● **Records provided**
◆ ◆ ◆
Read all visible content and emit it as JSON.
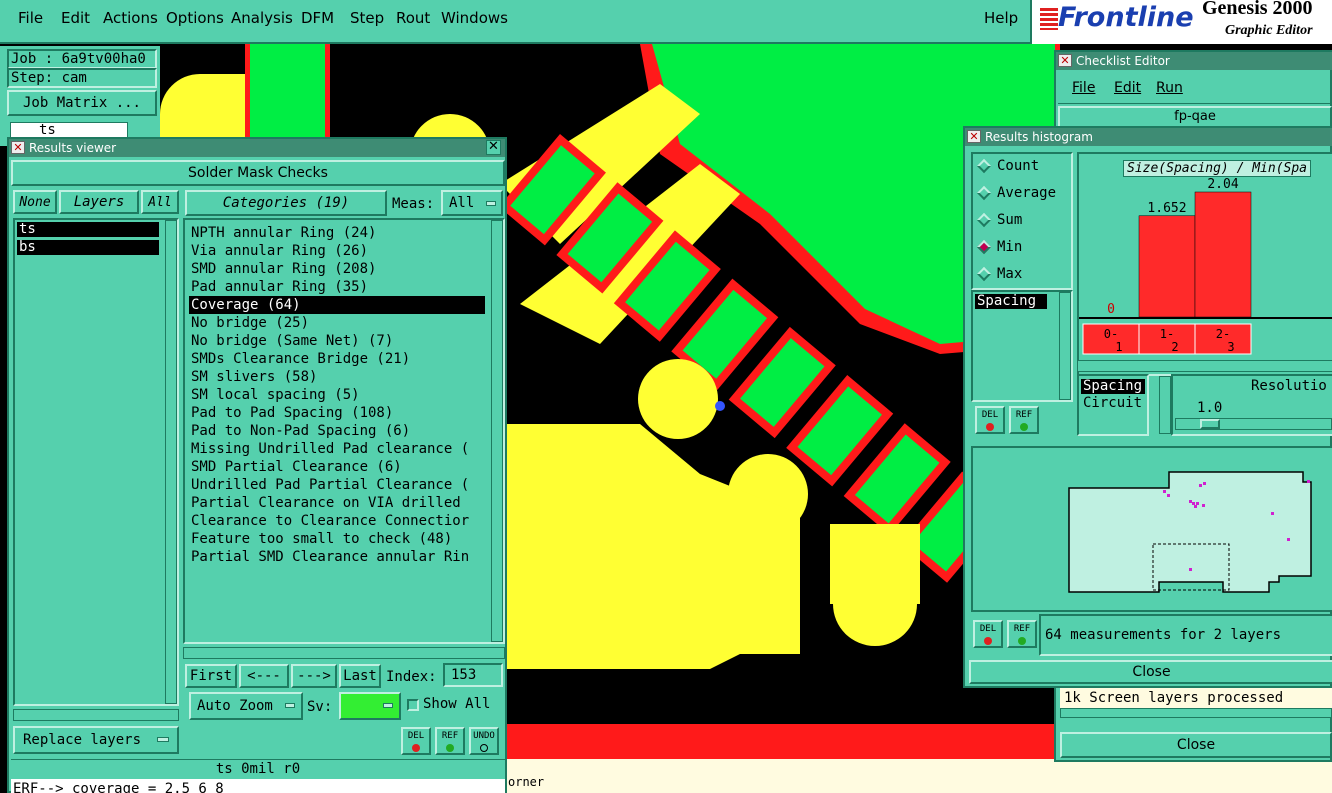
{
  "menubar": {
    "items": [
      "File",
      "Edit",
      "Actions",
      "Options",
      "Analysis",
      "DFM",
      "Step",
      "Rout",
      "Windows"
    ],
    "help": "Help"
  },
  "brand": {
    "logo": "Frontline",
    "product": "Genesis 2000",
    "subtitle": "Graphic Editor"
  },
  "left_panel": {
    "job": "Job : 6a9tv00ha0",
    "step": "Step: cam",
    "job_matrix": "Job Matrix ...",
    "layer_stub": "ts"
  },
  "results_viewer": {
    "title": "Results viewer",
    "heading": "Solder Mask Checks",
    "layers_none": "None",
    "layers_label": "Layers",
    "layers_all": "All",
    "layers": [
      "ts",
      "bs"
    ],
    "categories_label": "Categories (19)",
    "meas_label": "Meas:",
    "meas_value": "All",
    "categories": [
      "NPTH annular Ring (24)",
      "Via annular Ring (26)",
      "SMD annular Ring (208)",
      "Pad annular Ring (35)",
      "Coverage (64)",
      "No bridge (25)",
      "No bridge (Same Net) (7)",
      "SMDs Clearance Bridge (21)",
      "SM slivers (58)",
      "SM local spacing (5)",
      "Pad to Pad Spacing (108)",
      "Pad to Non-Pad Spacing (6)",
      "Missing Undrilled Pad clearance (",
      "SMD Partial Clearance (6)",
      "Undrilled Pad Partial Clearance (",
      "Partial Clearance on VIA drilled",
      "Clearance to Clearance Connectior",
      "Feature too small to check (48)",
      "Partial SMD Clearance annular Rin"
    ],
    "selected_category": "Coverage (64)",
    "first": "First",
    "prev": "<---",
    "next": "--->",
    "last": "Last",
    "index_label": "Index:",
    "index_value": "153",
    "auto_zoom": "Auto Zoom",
    "sv_label": "Sv:",
    "show_all": "Show All",
    "replace_layers": "Replace layers",
    "del": "DEL",
    "ref": "REF",
    "undo": "UNDO",
    "status": "ts 0mil  r0",
    "erf": "ERF--> coverage = 2.5 6 8"
  },
  "checklist_editor": {
    "title": "Checklist Editor",
    "menu": [
      "File",
      "Edit",
      "Run"
    ],
    "name": "fp-qae",
    "log": "1k Screen layers processed",
    "close": "Close"
  },
  "histogram": {
    "title": "Results histogram",
    "modes": [
      "Count",
      "Average",
      "Sum",
      "Min",
      "Max"
    ],
    "selected_mode": "Min",
    "list_item": "Spacing",
    "chart_title": "Size(Spacing) / Min(Spa",
    "types": [
      "Spacing",
      "Circuit"
    ],
    "resolution_label": "Resolutio",
    "resolution_value": "1.0",
    "summary": "64 measurements for 2 layers",
    "close": "Close",
    "del": "DEL",
    "ref": "REF"
  },
  "chart_data": {
    "type": "bar",
    "title": "Size(Spacing) / Min(Spa",
    "categories": [
      "0-1",
      "1-2",
      "2-3"
    ],
    "values": [
      0,
      1.652,
      2.04
    ],
    "value_labels": [
      "0",
      "1.652",
      "2.04"
    ],
    "bar_color": "#ff2a2a"
  },
  "bottom_status": "orner"
}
◆ ◆ ◆
● **Work order**
Pictures stay out; print everything else in the data exactly.

● **Exercise response**
Read all visible content and emit it as JSON.
{
  "menubar": {
    "items": [
      "File",
      "Edit",
      "Actions",
      "Options",
      "Analysis",
      "DFM",
      "Step",
      "Rout",
      "Windows"
    ],
    "help": "Help"
  },
  "brand": {
    "logo": "Frontline",
    "product": "Genesis 2000",
    "subtitle": "Graphic Editor"
  },
  "left_panel": {
    "job": "Job : 6a9tv00ha0",
    "step": "Step: cam",
    "job_matrix": "Job Matrix ...",
    "layer_stub": "ts"
  },
  "results_viewer": {
    "title": "Results viewer",
    "heading": "Solder Mask Checks",
    "layers_none": "None",
    "layers_label": "Layers",
    "layers_all": "All",
    "layers": [
      "ts",
      "bs"
    ],
    "categories_label": "Categories (19)",
    "meas_label": "Meas:",
    "meas_value": "All",
    "categories": [
      "NPTH annular Ring (24)",
      "Via annular Ring (26)",
      "SMD annular Ring (208)",
      "Pad annular Ring (35)",
      "Coverage (64)",
      "No bridge (25)",
      "No bridge (Same Net) (7)",
      "SMDs Clearance Bridge (21)",
      "SM slivers (58)",
      "SM local spacing (5)",
      "Pad to Pad Spacing (108)",
      "Pad to Non-Pad Spacing (6)",
      "Missing Undrilled Pad clearance (",
      "SMD Partial Clearance (6)",
      "Undrilled Pad Partial Clearance (",
      "Partial Clearance on VIA drilled",
      "Clearance to Clearance Connectior",
      "Feature too small to check (48)",
      "Partial SMD Clearance annular Rin"
    ],
    "selected_category": "Coverage (64)",
    "first": "First",
    "prev": "<---",
    "next": "--->",
    "last": "Last",
    "index_label": "Index:",
    "index_value": "153",
    "auto_zoom": "Auto Zoom",
    "sv_label": "Sv:",
    "show_all": "Show All",
    "replace_layers": "Replace layers",
    "del": "DEL",
    "ref": "REF",
    "undo": "UNDO",
    "status": "ts 0mil  r0",
    "erf": "ERF--> coverage = 2.5 6 8"
  },
  "checklist_editor": {
    "title": "Checklist Editor",
    "menu": [
      "File",
      "Edit",
      "Run"
    ],
    "name": "fp-qae",
    "log": "1k Screen layers processed",
    "close": "Close"
  },
  "histogram": {
    "title": "Results histogram",
    "modes": [
      "Count",
      "Average",
      "Sum",
      "Min",
      "Max"
    ],
    "selected_mode": "Min",
    "list_item": "Spacing",
    "chart_title": "Size(Spacing) / Min(Spa",
    "types": [
      "Spacing",
      "Circuit"
    ],
    "resolution_label": "Resolutio",
    "resolution_value": "1.0",
    "summary": "64 measurements for 2 layers",
    "close": "Close",
    "del": "DEL",
    "ref": "REF"
  },
  "chart_data": {
    "type": "bar",
    "title": "Size(Spacing) / Min(Spa",
    "categories": [
      "0-1",
      "1-2",
      "2-3"
    ],
    "values": [
      0,
      1.652,
      2.04
    ],
    "value_labels": [
      "0",
      "1.652",
      "2.04"
    ],
    "bar_color": "#ff2a2a"
  },
  "bottom_status": "orner"
}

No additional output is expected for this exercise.